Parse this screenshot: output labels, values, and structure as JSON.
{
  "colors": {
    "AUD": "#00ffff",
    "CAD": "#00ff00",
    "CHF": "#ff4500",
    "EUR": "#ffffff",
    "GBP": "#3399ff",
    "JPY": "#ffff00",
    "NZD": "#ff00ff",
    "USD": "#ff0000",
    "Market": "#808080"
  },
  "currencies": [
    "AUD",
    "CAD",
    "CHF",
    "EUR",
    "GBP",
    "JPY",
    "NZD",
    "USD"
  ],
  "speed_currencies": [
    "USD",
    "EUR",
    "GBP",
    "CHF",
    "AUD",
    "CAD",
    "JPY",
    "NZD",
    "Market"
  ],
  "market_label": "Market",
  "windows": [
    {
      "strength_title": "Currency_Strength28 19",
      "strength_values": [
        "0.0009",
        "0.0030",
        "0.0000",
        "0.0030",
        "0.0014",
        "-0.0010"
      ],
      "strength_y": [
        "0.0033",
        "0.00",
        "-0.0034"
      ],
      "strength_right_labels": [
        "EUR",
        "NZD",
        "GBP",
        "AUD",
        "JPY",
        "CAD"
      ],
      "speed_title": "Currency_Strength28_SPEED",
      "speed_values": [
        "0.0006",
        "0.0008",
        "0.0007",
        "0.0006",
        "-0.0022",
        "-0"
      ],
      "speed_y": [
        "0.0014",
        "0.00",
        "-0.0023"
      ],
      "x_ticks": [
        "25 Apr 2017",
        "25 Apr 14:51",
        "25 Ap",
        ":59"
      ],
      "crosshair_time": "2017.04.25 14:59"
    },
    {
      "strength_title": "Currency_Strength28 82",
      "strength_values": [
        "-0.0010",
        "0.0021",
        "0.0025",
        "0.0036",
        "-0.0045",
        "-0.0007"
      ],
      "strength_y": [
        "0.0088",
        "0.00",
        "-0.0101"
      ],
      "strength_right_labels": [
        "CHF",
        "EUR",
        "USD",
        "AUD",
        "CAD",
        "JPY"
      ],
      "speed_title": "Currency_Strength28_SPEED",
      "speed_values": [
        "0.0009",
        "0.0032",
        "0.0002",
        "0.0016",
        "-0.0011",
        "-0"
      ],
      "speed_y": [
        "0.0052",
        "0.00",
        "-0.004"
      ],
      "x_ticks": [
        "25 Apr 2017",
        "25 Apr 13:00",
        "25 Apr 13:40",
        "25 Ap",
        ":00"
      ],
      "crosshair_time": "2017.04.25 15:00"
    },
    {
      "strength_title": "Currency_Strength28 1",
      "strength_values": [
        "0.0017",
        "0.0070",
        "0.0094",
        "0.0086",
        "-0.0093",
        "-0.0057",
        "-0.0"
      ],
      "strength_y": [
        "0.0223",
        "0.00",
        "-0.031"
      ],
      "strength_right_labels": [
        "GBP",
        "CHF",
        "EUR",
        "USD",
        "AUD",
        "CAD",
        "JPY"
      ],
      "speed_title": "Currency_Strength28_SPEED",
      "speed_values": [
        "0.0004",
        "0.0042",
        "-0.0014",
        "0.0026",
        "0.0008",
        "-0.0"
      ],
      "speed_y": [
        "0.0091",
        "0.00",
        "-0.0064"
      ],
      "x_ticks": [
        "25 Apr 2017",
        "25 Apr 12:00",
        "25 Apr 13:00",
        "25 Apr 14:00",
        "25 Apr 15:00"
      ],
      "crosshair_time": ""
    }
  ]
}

_WORK TO DO_
Reproduce the full listing word for word.

_SOLUTION TO THE PROBLEM_
Parse this screenshot: output labels, values, and structure as JSON.
{
  "colors": {
    "AUD": "#00ffff",
    "CAD": "#00ff00",
    "CHF": "#ff4500",
    "EUR": "#ffffff",
    "GBP": "#3399ff",
    "JPY": "#ffff00",
    "NZD": "#ff00ff",
    "USD": "#ff0000",
    "Market": "#808080"
  },
  "currencies": [
    "AUD",
    "CAD",
    "CHF",
    "EUR",
    "GBP",
    "JPY",
    "NZD",
    "USD"
  ],
  "speed_currencies": [
    "USD",
    "EUR",
    "GBP",
    "CHF",
    "AUD",
    "CAD",
    "JPY",
    "NZD",
    "Market"
  ],
  "market_label": "Market",
  "windows": [
    {
      "strength_title": "Currency_Strength28 19",
      "strength_values": [
        "0.0009",
        "0.0030",
        "0.0000",
        "0.0030",
        "0.0014",
        "-0.0010"
      ],
      "strength_y": [
        "0.0033",
        "0.00",
        "-0.0034"
      ],
      "strength_right_labels": [
        "EUR",
        "NZD",
        "GBP",
        "AUD",
        "JPY",
        "CAD"
      ],
      "speed_title": "Currency_Strength28_SPEED",
      "speed_values": [
        "0.0006",
        "0.0008",
        "0.0007",
        "0.0006",
        "-0.0022",
        "-0"
      ],
      "speed_y": [
        "0.0014",
        "0.00",
        "-0.0023"
      ],
      "x_ticks": [
        "25 Apr 2017",
        "25 Apr 14:51",
        "25 Ap",
        ":59"
      ],
      "crosshair_time": "2017.04.25 14:59"
    },
    {
      "strength_title": "Currency_Strength28 82",
      "strength_values": [
        "-0.0010",
        "0.0021",
        "0.0025",
        "0.0036",
        "-0.0045",
        "-0.0007"
      ],
      "strength_y": [
        "0.0088",
        "0.00",
        "-0.0101"
      ],
      "strength_right_labels": [
        "CHF",
        "EUR",
        "USD",
        "AUD",
        "CAD",
        "JPY"
      ],
      "speed_title": "Currency_Strength28_SPEED",
      "speed_values": [
        "0.0009",
        "0.0032",
        "0.0002",
        "0.0016",
        "-0.0011",
        "-0"
      ],
      "speed_y": [
        "0.0052",
        "0.00",
        "-0.004"
      ],
      "x_ticks": [
        "25 Apr 2017",
        "25 Apr 13:00",
        "25 Apr 13:40",
        "25 Ap",
        ":00"
      ],
      "crosshair_time": "2017.04.25 15:00"
    },
    {
      "strength_title": "Currency_Strength28 1",
      "strength_values": [
        "0.0017",
        "0.0070",
        "0.0094",
        "0.0086",
        "-0.0093",
        "-0.0057",
        "-0.0"
      ],
      "strength_y": [
        "0.0223",
        "0.00",
        "-0.031"
      ],
      "strength_right_labels": [
        "GBP",
        "CHF",
        "EUR",
        "USD",
        "AUD",
        "CAD",
        "JPY"
      ],
      "speed_title": "Currency_Strength28_SPEED",
      "speed_values": [
        "0.0004",
        "0.0042",
        "-0.0014",
        "0.0026",
        "0.0008",
        "-0.0"
      ],
      "speed_y": [
        "0.0091",
        "0.00",
        "-0.0064"
      ],
      "x_ticks": [
        "25 Apr 2017",
        "25 Apr 12:00",
        "25 Apr 13:00",
        "25 Apr 14:00",
        "25 Apr 15:00"
      ],
      "crosshair_time": ""
    }
  ]
}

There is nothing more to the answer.